◆ WHAT IS REQUIRED: Below is a listing; copy all of it exactly.

########

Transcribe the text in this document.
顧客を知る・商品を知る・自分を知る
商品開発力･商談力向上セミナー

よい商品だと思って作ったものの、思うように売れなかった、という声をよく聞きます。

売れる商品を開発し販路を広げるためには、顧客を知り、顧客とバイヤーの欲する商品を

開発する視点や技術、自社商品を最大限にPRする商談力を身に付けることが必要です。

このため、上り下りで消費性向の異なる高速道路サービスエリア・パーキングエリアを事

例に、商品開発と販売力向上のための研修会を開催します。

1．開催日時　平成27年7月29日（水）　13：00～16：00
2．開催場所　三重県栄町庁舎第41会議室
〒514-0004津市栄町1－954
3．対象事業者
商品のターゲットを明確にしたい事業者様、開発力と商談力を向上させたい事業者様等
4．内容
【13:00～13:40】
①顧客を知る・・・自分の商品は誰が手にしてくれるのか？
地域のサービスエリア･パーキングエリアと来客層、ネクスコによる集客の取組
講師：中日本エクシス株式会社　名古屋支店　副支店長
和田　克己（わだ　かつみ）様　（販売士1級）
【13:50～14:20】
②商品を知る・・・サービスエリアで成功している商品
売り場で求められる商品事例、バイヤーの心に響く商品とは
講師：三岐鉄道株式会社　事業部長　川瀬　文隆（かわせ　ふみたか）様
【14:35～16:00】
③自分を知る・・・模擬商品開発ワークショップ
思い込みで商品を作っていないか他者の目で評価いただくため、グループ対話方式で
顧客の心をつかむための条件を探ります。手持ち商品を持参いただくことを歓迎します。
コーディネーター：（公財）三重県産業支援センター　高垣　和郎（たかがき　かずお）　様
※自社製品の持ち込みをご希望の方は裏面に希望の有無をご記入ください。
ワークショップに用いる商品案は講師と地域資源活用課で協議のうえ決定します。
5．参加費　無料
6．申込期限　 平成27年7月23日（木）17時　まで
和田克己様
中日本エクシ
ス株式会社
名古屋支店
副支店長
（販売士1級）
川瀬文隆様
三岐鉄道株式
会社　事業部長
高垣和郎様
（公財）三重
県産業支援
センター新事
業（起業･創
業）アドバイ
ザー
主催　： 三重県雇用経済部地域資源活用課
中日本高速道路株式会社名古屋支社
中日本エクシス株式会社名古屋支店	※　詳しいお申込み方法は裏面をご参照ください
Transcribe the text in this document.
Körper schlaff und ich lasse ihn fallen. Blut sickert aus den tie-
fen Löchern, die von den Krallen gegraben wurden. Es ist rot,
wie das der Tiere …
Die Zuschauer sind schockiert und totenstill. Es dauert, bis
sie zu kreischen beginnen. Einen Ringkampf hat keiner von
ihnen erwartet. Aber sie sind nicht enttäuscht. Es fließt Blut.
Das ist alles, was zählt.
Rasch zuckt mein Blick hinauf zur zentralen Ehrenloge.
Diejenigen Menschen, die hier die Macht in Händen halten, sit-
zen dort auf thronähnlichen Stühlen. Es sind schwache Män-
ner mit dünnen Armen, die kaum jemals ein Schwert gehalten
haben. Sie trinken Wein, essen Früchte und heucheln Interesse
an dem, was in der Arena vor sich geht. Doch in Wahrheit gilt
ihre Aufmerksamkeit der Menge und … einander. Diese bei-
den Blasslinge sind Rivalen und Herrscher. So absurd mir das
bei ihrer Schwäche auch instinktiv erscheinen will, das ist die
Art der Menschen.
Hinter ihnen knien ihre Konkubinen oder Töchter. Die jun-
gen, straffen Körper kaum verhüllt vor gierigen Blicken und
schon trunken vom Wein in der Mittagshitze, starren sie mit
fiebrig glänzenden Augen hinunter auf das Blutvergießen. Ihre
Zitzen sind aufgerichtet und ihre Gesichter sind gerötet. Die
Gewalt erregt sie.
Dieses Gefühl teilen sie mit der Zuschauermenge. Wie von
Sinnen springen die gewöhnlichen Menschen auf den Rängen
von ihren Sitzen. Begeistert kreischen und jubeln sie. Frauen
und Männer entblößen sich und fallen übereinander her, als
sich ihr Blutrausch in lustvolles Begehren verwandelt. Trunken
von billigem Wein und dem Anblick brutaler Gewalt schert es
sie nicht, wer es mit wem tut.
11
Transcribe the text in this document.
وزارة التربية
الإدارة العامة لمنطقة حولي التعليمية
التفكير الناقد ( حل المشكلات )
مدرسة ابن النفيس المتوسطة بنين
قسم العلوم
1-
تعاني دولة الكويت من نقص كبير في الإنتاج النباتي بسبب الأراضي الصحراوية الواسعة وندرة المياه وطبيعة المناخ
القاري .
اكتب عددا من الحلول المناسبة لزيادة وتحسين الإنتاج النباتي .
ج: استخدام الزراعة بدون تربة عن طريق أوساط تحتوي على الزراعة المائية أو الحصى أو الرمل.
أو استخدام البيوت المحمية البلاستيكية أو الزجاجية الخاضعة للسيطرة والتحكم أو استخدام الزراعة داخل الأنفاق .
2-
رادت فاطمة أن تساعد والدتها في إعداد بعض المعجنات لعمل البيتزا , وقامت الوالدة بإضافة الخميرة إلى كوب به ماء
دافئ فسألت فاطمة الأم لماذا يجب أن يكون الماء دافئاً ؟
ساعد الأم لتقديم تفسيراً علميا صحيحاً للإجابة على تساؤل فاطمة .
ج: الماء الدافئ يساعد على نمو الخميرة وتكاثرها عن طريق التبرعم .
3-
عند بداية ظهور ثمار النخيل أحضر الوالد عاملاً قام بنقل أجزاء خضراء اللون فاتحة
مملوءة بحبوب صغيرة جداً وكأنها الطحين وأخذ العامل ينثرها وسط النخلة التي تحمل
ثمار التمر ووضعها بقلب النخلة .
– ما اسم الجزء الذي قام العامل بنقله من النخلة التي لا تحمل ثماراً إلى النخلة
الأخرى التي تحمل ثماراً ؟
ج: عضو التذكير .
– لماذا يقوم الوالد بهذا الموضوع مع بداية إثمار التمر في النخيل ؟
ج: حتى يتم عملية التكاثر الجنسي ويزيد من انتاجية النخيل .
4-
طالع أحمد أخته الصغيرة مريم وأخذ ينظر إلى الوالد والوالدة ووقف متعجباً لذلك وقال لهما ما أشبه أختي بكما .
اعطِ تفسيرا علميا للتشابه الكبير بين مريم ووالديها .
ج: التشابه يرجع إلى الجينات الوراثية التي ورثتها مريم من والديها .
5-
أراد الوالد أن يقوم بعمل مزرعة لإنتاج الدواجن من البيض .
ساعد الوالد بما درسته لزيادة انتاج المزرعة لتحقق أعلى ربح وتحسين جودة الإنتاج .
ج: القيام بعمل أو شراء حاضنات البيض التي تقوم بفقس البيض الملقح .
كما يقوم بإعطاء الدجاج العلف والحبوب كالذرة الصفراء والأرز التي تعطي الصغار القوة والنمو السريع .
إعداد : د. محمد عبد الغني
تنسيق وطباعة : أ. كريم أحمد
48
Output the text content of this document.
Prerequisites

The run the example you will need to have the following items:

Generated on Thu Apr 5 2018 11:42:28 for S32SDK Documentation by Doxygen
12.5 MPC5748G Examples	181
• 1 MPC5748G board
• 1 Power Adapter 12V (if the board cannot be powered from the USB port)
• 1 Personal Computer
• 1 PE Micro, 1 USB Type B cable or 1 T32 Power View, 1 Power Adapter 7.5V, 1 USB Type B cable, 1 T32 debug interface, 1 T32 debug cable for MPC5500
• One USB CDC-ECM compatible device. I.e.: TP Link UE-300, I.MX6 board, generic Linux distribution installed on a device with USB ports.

########

◆ THE RESPONSE:
Transcribe the text in this document.
顧客を知る・商品を知る・自分を知る
商品開発力･商談力向上セミナー

よい商品だと思って作ったものの、思うように売れなかった、という声をよく聞きます。

売れる商品を開発し販路を広げるためには、顧客を知り、顧客とバイヤーの欲する商品を

開発する視点や技術、自社商品を最大限にPRする商談力を身に付けることが必要です。

このため、上り下りで消費性向の異なる高速道路サービスエリア・パーキングエリアを事

例に、商品開発と販売力向上のための研修会を開催します。

1．開催日時　平成27年7月29日（水）　13：00～16：00
2．開催場所　三重県栄町庁舎第41会議室
〒514-0004津市栄町1－954
3．対象事業者
商品のターゲットを明確にしたい事業者様、開発力と商談力を向上させたい事業者様等
4．内容
【13:00～13:40】
①顧客を知る・・・自分の商品は誰が手にしてくれるのか？
地域のサービスエリア･パーキングエリアと来客層、ネクスコによる集客の取組
講師：中日本エクシス株式会社　名古屋支店　副支店長
和田　克己（わだ　かつみ）様　（販売士1級）
【13:50～14:20】
②商品を知る・・・サービスエリアで成功している商品
売り場で求められる商品事例、バイヤーの心に響く商品とは
講師：三岐鉄道株式会社　事業部長　川瀬　文隆（かわせ　ふみたか）様
【14:35～16:00】
③自分を知る・・・模擬商品開発ワークショップ
思い込みで商品を作っていないか他者の目で評価いただくため、グループ対話方式で
顧客の心をつかむための条件を探ります。手持ち商品を持参いただくことを歓迎します。
コーディネーター：（公財）三重県産業支援センター　高垣　和郎（たかがき　かずお）　様
※自社製品の持ち込みをご希望の方は裏面に希望の有無をご記入ください。
ワークショップに用いる商品案は講師と地域資源活用課で協議のうえ決定します。
5．参加費　無料
6．申込期限　 平成27年7月23日（木）17時　まで
和田克己様
中日本エクシ
ス株式会社
名古屋支店
副支店長
（販売士1級）
川瀬文隆様
三岐鉄道株式
会社　事業部長
高垣和郎様
（公財）三重
県産業支援
センター新事
業（起業･創
業）アドバイ
ザー
主催　： 三重県雇用経済部地域資源活用課
中日本高速道路株式会社名古屋支社
中日本エクシス株式会社名古屋支店	※　詳しいお申込み方法は裏面をご参照ください
Transcribe the text in this document.
Körper schlaff und ich lasse ihn fallen. Blut sickert aus den tie-
fen Löchern, die von den Krallen gegraben wurden. Es ist rot,
wie das der Tiere …
Die Zuschauer sind schockiert und totenstill. Es dauert, bis
sie zu kreischen beginnen. Einen Ringkampf hat keiner von
ihnen erwartet. Aber sie sind nicht enttäuscht. Es fließt Blut.
Das ist alles, was zählt.
Rasch zuckt mein Blick hinauf zur zentralen Ehrenloge.
Diejenigen Menschen, die hier die Macht in Händen halten, sit-
zen dort auf thronähnlichen Stühlen. Es sind schwache Män-
ner mit dünnen Armen, die kaum jemals ein Schwert gehalten
haben. Sie trinken Wein, essen Früchte und heucheln Interesse
an dem, was in der Arena vor sich geht. Doch in Wahrheit gilt
ihre Aufmerksamkeit der Menge und … einander. Diese bei-
den Blasslinge sind Rivalen und Herrscher. So absurd mir das
bei ihrer Schwäche auch instinktiv erscheinen will, das ist die
Art der Menschen.
Hinter ihnen knien ihre Konkubinen oder Töchter. Die jun-
gen, straffen Körper kaum verhüllt vor gierigen Blicken und
schon trunken vom Wein in der Mittagshitze, starren sie mit
fiebrig glänzenden Augen hinunter auf das Blutvergießen. Ihre
Zitzen sind aufgerichtet und ihre Gesichter sind gerötet. Die
Gewalt erregt sie.
Dieses Gefühl teilen sie mit der Zuschauermenge. Wie von
Sinnen springen die gewöhnlichen Menschen auf den Rängen
von ihren Sitzen. Begeistert kreischen und jubeln sie. Frauen
und Männer entblößen sich und fallen übereinander her, als
sich ihr Blutrausch in lustvolles Begehren verwandelt. Trunken
von billigem Wein und dem Anblick brutaler Gewalt schert es
sie nicht, wer es mit wem tut.
11
Transcribe the text in this document.
وزارة التربية
الإدارة العامة لمنطقة حولي التعليمية
التفكير الناقد ( حل المشكلات )
مدرسة ابن النفيس المتوسطة بنين
قسم العلوم
1-
تعاني دولة الكويت من نقص كبير في الإنتاج النباتي بسبب الأراضي الصحراوية الواسعة وندرة المياه وطبيعة المناخ
القاري .
اكتب عددا من الحلول المناسبة لزيادة وتحسين الإنتاج النباتي .
ج: استخدام الزراعة بدون تربة عن طريق أوساط تحتوي على الزراعة المائية أو الحصى أو الرمل.
أو استخدام البيوت المحمية البلاستيكية أو الزجاجية الخاضعة للسيطرة والتحكم أو استخدام الزراعة داخل الأنفاق .
2-
رادت فاطمة أن تساعد والدتها في إعداد بعض المعجنات لعمل البيتزا , وقامت الوالدة بإضافة الخميرة إلى كوب به ماء
دافئ فسألت فاطمة الأم لماذا يجب أن يكون الماء دافئاً ؟
ساعد الأم لتقديم تفسيراً علميا صحيحاً للإجابة على تساؤل فاطمة .
ج: الماء الدافئ يساعد على نمو الخميرة وتكاثرها عن طريق التبرعم .
3-
عند بداية ظهور ثمار النخيل أحضر الوالد عاملاً قام بنقل أجزاء خضراء اللون فاتحة
مملوءة بحبوب صغيرة جداً وكأنها الطحين وأخذ العامل ينثرها وسط النخلة التي تحمل
ثمار التمر ووضعها بقلب النخلة .
– ما اسم الجزء الذي قام العامل بنقله من النخلة التي لا تحمل ثماراً إلى النخلة
الأخرى التي تحمل ثماراً ؟
ج: عضو التذكير .
– لماذا يقوم الوالد بهذا الموضوع مع بداية إثمار التمر في النخيل ؟
ج: حتى يتم عملية التكاثر الجنسي ويزيد من انتاجية النخيل .
4-
طالع أحمد أخته الصغيرة مريم وأخذ ينظر إلى الوالد والوالدة ووقف متعجباً لذلك وقال لهما ما أشبه أختي بكما .
اعطِ تفسيرا علميا للتشابه الكبير بين مريم ووالديها .
ج: التشابه يرجع إلى الجينات الوراثية التي ورثتها مريم من والديها .
5-
أراد الوالد أن يقوم بعمل مزرعة لإنتاج الدواجن من البيض .
ساعد الوالد بما درسته لزيادة انتاج المزرعة لتحقق أعلى ربح وتحسين جودة الإنتاج .
ج: القيام بعمل أو شراء حاضنات البيض التي تقوم بفقس البيض الملقح .
كما يقوم بإعطاء الدجاج العلف والحبوب كالذرة الصفراء والأرز التي تعطي الصغار القوة والنمو السريع .
إعداد : د. محمد عبد الغني
تنسيق وطباعة : أ. كريم أحمد
48
Output the text content of this document.
Prerequisites

The run the example you will need to have the following items:

Generated on Thu Apr 5 2018 11:42:28 for S32SDK Documentation by Doxygen
12.5 MPC5748G Examples	181
• 1 MPC5748G board
• 1 Power Adapter 12V (if the board cannot be powered from the USB port)
• 1 Personal Computer
• 1 PE Micro, 1 USB Type B cable or 1 T32 Power View, 1 Power Adapter 7.5V, 1 USB Type B cable, 1 T32 debug interface, 1 T32 debug cable for MPC5500
• One USB CDC-ECM compatible device. I.e.: TP Link UE-300, I.MX6 board, generic Linux distribution installed on a device with USB ports.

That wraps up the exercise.